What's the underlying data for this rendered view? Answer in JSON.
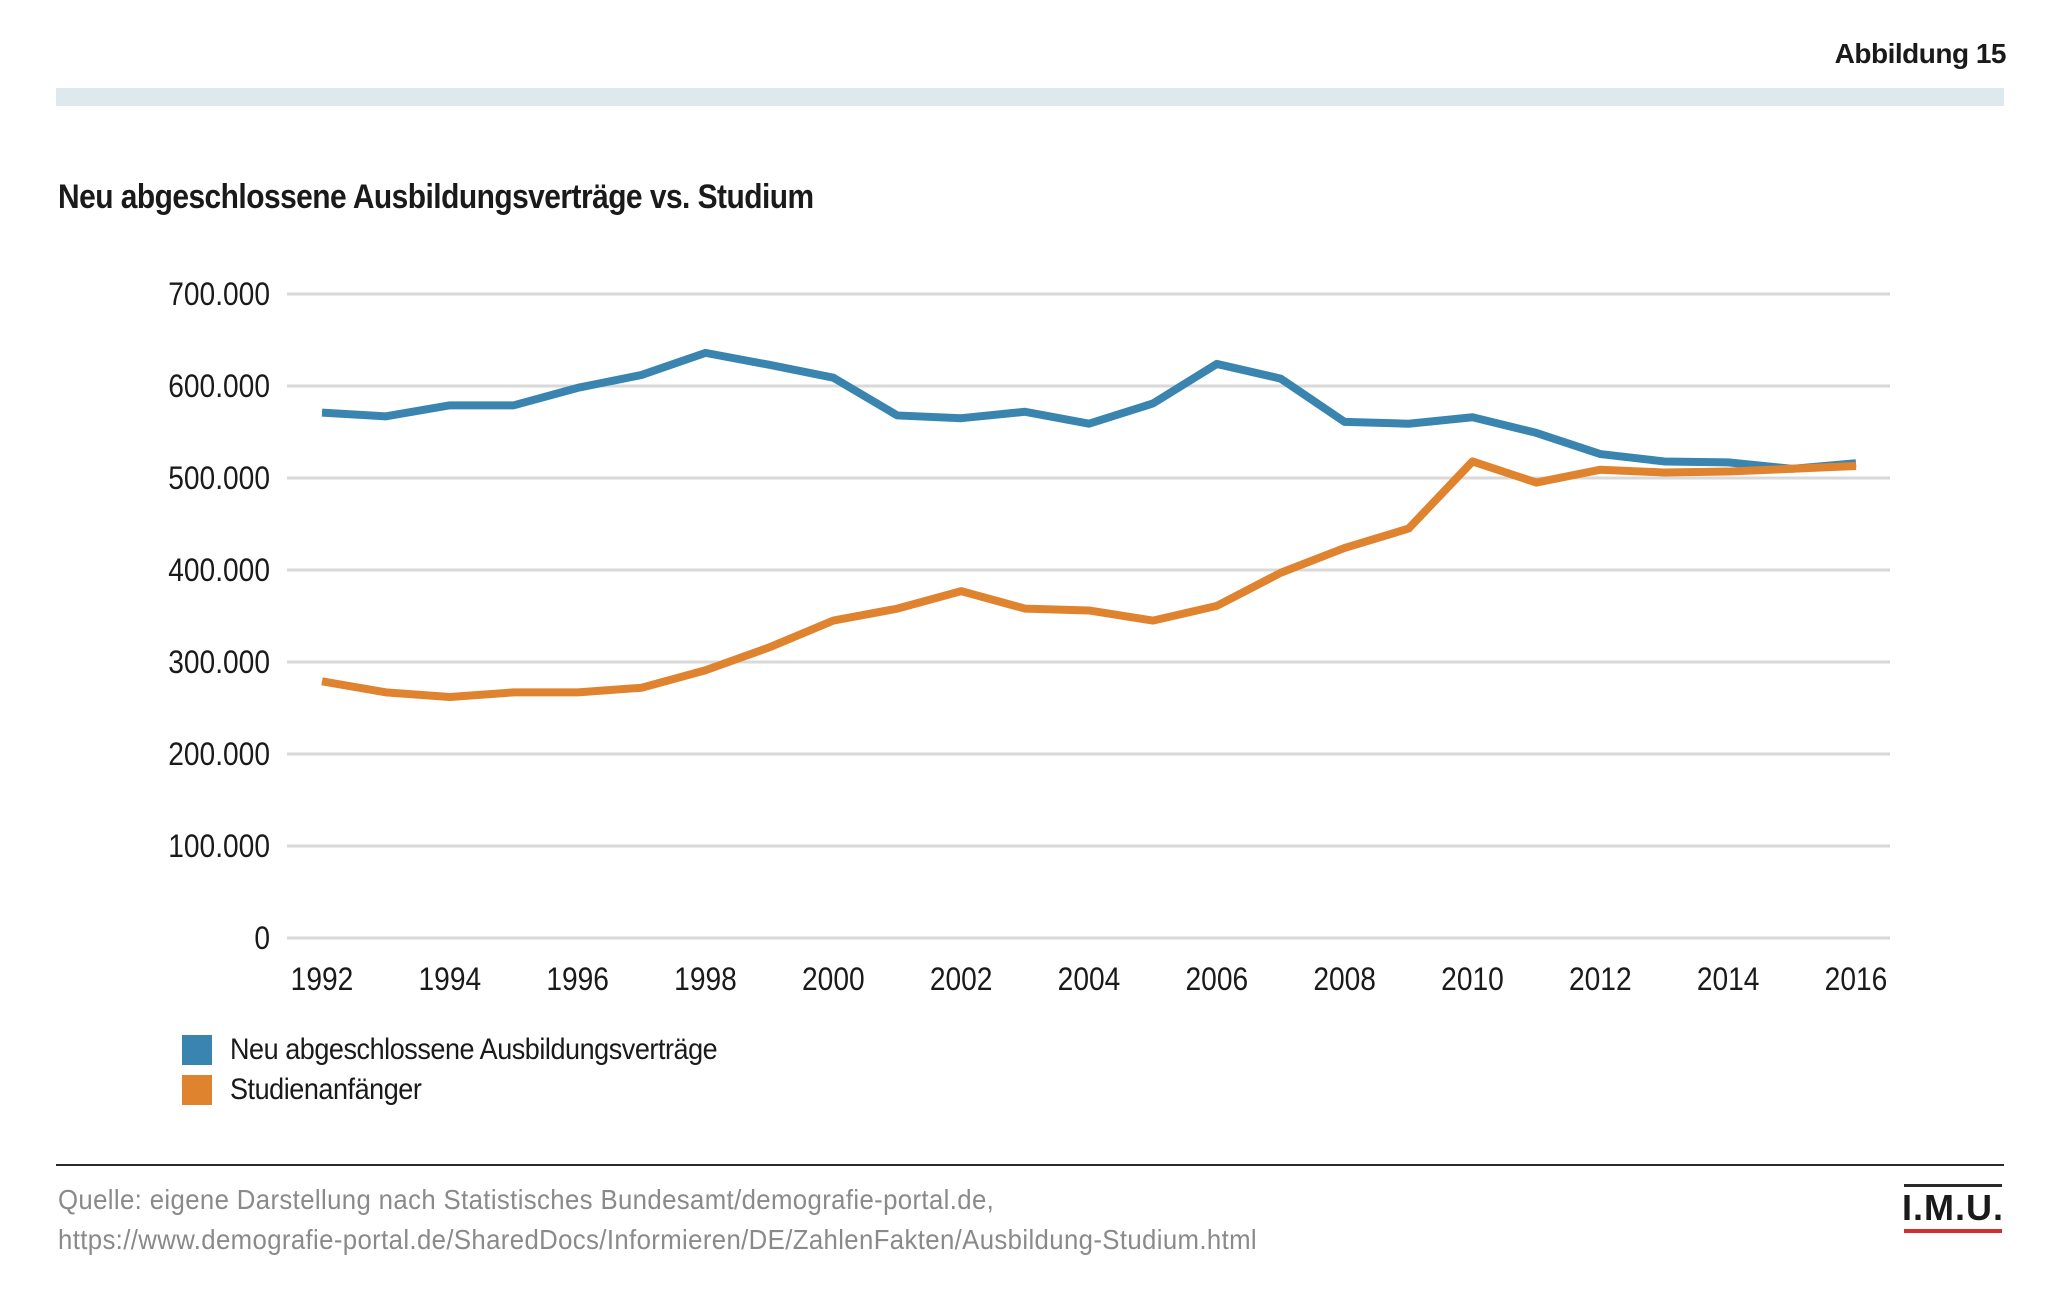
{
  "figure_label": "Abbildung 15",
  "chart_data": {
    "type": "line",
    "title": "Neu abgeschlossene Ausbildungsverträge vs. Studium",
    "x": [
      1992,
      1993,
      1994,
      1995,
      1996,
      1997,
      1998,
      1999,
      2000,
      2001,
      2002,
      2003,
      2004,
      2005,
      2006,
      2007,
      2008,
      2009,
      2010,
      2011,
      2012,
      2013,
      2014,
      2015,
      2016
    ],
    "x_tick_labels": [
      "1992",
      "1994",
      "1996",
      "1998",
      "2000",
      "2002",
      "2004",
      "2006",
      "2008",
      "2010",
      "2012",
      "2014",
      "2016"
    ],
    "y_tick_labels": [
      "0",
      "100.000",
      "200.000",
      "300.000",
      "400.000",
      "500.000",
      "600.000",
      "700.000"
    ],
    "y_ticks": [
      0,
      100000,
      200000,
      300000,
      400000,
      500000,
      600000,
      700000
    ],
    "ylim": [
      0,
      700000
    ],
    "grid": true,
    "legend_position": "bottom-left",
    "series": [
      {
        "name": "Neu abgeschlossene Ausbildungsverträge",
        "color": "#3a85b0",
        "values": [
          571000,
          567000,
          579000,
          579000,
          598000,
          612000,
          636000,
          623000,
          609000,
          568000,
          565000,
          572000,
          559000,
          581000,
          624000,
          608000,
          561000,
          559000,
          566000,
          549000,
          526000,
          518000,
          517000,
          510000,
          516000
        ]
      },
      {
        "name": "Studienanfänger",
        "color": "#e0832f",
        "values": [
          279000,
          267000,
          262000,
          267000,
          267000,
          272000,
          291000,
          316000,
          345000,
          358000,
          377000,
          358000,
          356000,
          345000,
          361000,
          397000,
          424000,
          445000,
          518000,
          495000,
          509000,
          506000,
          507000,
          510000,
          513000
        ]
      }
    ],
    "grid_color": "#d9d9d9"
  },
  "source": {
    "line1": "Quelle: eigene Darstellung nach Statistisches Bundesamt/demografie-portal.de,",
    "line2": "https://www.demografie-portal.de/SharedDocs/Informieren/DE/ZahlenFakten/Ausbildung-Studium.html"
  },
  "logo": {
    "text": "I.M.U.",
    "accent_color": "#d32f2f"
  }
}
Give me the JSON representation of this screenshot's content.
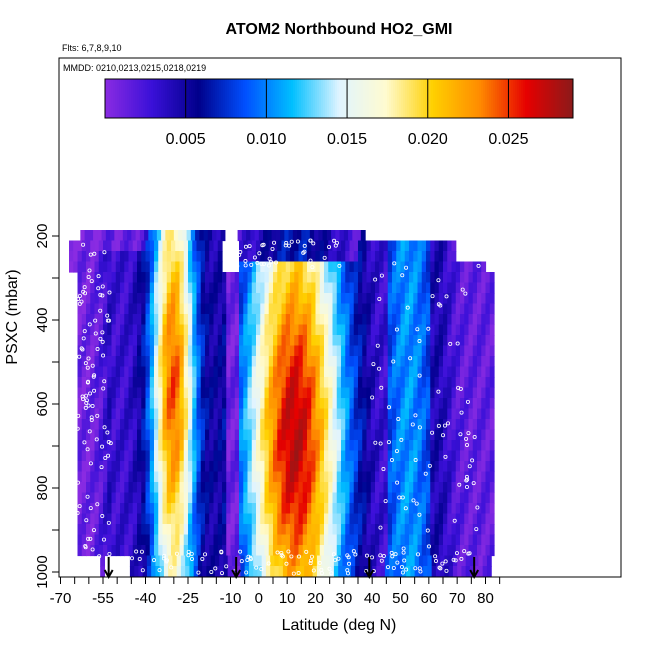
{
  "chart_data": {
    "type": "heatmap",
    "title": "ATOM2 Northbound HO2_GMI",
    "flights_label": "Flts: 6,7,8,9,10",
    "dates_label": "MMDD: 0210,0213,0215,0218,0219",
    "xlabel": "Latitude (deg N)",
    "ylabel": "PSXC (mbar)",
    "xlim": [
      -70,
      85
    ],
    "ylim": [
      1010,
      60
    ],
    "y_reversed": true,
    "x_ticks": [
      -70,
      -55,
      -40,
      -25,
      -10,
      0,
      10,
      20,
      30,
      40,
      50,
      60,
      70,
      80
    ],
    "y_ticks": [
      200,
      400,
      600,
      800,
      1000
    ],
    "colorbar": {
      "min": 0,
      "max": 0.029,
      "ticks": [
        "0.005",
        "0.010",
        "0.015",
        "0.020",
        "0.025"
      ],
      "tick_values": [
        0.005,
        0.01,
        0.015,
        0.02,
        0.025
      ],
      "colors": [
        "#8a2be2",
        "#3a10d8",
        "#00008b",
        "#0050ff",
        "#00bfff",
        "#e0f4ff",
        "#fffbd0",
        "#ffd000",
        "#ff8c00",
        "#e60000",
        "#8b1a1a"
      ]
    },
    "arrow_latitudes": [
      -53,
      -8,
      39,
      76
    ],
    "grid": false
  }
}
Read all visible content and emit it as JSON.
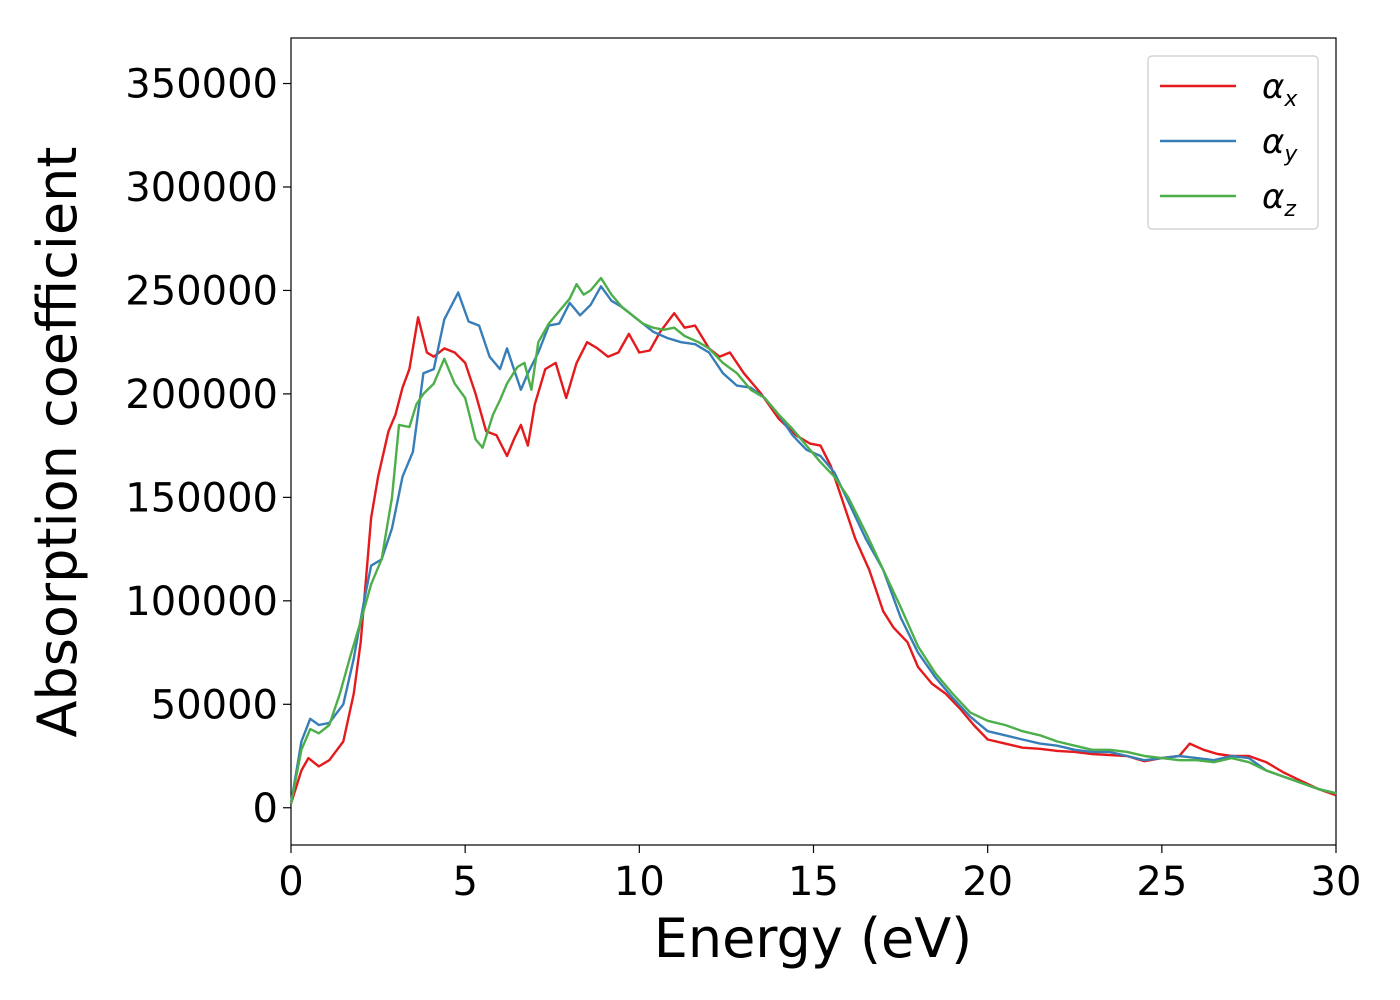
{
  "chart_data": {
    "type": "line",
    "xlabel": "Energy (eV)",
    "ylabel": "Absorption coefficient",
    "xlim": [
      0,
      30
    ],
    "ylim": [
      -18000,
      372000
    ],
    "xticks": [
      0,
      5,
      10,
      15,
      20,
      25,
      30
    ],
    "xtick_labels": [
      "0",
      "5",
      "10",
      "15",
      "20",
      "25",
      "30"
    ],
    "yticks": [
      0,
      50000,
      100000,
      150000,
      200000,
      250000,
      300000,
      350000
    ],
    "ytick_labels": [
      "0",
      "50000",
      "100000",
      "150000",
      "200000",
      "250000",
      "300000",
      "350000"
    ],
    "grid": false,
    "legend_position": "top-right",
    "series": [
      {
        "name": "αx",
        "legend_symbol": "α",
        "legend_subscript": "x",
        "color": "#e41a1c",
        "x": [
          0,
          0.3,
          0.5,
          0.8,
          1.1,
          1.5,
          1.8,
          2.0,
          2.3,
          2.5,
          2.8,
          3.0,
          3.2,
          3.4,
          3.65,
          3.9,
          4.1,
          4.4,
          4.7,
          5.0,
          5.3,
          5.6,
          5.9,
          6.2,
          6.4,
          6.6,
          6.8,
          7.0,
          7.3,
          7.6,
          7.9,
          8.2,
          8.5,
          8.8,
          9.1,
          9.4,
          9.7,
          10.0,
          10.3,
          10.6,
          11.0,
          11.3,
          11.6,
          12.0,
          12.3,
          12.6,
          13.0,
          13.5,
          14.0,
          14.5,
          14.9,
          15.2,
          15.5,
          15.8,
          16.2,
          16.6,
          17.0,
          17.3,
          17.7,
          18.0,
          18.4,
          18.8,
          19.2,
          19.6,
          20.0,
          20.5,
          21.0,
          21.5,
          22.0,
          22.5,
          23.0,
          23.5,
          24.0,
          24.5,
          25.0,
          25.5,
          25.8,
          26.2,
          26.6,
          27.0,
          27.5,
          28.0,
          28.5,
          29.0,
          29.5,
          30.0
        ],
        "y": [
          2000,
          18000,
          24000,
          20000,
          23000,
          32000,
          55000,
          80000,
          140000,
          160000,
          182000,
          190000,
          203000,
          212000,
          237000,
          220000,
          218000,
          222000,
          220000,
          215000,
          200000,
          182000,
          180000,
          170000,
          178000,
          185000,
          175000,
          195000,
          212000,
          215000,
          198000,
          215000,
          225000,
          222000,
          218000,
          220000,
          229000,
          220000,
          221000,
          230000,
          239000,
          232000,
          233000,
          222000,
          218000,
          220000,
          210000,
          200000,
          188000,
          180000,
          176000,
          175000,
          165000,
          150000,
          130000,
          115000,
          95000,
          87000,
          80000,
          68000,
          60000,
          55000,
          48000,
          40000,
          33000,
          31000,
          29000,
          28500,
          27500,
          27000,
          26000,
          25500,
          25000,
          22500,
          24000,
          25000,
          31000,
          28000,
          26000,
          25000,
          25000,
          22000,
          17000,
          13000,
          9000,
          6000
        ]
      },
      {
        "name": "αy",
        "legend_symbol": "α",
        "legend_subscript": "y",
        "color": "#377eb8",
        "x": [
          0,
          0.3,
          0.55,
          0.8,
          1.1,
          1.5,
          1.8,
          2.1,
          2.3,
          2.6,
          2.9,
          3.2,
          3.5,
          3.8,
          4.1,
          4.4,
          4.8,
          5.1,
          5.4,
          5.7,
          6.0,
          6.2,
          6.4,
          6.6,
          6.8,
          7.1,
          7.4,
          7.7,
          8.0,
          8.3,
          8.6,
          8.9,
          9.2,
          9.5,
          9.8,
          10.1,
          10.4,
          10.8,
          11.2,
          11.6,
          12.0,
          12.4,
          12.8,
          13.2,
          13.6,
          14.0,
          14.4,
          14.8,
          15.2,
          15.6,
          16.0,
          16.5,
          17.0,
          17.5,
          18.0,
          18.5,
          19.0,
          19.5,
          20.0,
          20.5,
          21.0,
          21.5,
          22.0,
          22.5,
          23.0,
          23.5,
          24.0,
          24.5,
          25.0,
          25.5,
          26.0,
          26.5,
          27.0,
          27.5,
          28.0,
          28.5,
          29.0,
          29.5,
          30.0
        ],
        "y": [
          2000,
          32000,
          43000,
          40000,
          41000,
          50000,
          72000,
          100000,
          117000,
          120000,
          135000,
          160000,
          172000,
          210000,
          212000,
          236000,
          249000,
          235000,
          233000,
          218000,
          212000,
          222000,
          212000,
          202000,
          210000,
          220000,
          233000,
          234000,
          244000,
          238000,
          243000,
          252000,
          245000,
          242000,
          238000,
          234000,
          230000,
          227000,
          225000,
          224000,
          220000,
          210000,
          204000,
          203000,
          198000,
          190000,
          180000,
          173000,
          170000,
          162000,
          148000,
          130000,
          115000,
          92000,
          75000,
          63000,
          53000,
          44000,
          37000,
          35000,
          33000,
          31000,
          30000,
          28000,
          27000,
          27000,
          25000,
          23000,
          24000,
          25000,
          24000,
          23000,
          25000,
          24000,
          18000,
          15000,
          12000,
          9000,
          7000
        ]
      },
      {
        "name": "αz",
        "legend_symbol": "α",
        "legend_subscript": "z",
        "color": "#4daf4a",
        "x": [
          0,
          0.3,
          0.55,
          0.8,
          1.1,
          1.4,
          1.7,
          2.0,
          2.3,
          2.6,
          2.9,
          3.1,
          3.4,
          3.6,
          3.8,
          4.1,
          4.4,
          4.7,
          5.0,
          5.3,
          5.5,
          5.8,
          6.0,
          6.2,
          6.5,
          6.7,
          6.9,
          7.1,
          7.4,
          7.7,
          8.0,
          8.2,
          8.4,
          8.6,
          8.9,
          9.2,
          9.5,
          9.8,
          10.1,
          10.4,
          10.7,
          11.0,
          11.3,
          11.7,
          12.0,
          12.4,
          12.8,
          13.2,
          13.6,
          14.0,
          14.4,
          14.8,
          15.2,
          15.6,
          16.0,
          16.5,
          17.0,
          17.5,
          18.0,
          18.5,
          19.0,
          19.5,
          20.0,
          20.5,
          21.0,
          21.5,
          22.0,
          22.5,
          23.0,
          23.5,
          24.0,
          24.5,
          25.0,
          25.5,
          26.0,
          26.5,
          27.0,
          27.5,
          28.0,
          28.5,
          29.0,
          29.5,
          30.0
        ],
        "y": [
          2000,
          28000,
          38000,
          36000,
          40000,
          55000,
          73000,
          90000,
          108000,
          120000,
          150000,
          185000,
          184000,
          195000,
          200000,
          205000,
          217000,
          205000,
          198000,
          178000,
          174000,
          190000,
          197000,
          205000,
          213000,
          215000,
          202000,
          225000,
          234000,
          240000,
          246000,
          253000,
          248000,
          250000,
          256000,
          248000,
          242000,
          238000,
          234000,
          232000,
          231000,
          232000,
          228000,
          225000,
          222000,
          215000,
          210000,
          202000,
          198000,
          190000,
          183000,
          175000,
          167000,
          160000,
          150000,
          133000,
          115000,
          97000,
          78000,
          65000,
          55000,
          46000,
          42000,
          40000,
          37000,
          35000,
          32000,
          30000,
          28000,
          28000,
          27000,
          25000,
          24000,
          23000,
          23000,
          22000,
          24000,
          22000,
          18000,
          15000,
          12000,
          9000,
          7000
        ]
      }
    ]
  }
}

*-*-*

▸ Written instruction:
From the records above, pull out each line that has "abgeschlossene".

▸ Full output:
    "title": "Neu abgeschlossene Ausbildungsverträge vs. Studium",
        "name": "Neu abgeschlossene Ausbildungsverträge",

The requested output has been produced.